(WRITTEN TASK): Restate the full listing word for word and leave the pictures out.

(INPUT):

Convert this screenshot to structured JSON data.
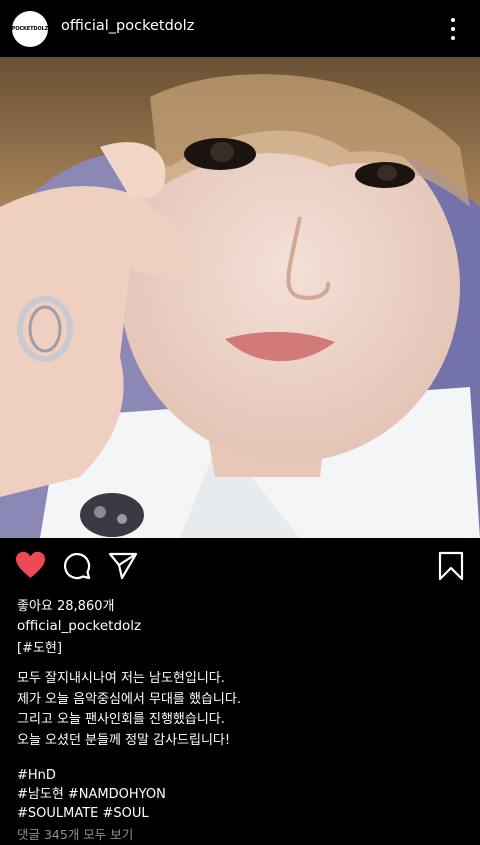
{
  "header": {
    "avatar_text": "POCKETDOLZ",
    "username": "official_pocketdolz",
    "more_icon": "more-vertical-icon"
  },
  "actions": {
    "like_icon": "heart-filled-icon",
    "like_color": "#ed4956",
    "comment_icon": "comment-icon",
    "share_icon": "send-icon",
    "save_icon": "bookmark-icon"
  },
  "post": {
    "likes": "좋아요 28,860개",
    "username": "official_pocketdolz",
    "tag": "[#도현]",
    "lines": [
      "모두 잘지내시나여 저는 남도현입니다.",
      "제가 오늘 음악중심에서 무대를 했습니다.",
      "그리고 오늘 팬사인회를 진행했습니다.",
      "오늘 오셨던 분들께 정말 감사드립니다!"
    ],
    "hashtags": [
      "#HnD",
      "#남도현 #NAMDOHYON",
      "#SOULMATE #SOUL"
    ],
    "comments": "댓글 345개 모두 보기"
  }
}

(WRITTEN REPLY):
Convert this screenshot to structured JSON data.
{
  "header": {
    "avatar_text": "POCKETDOLZ",
    "username": "official_pocketdolz",
    "more_icon": "more-vertical-icon"
  },
  "actions": {
    "like_icon": "heart-filled-icon",
    "like_color": "#ed4956",
    "comment_icon": "comment-icon",
    "share_icon": "send-icon",
    "save_icon": "bookmark-icon"
  },
  "post": {
    "likes": "좋아요 28,860개",
    "username": "official_pocketdolz",
    "tag": "[#도현]",
    "lines": [
      "모두 잘지내시나여 저는 남도현입니다.",
      "제가 오늘 음악중심에서 무대를 했습니다.",
      "그리고 오늘 팬사인회를 진행했습니다.",
      "오늘 오셨던 분들께 정말 감사드립니다!"
    ],
    "hashtags": [
      "#HnD",
      "#남도현 #NAMDOHYON",
      "#SOULMATE #SOUL"
    ],
    "comments": "댓글 345개 모두 보기"
  }
}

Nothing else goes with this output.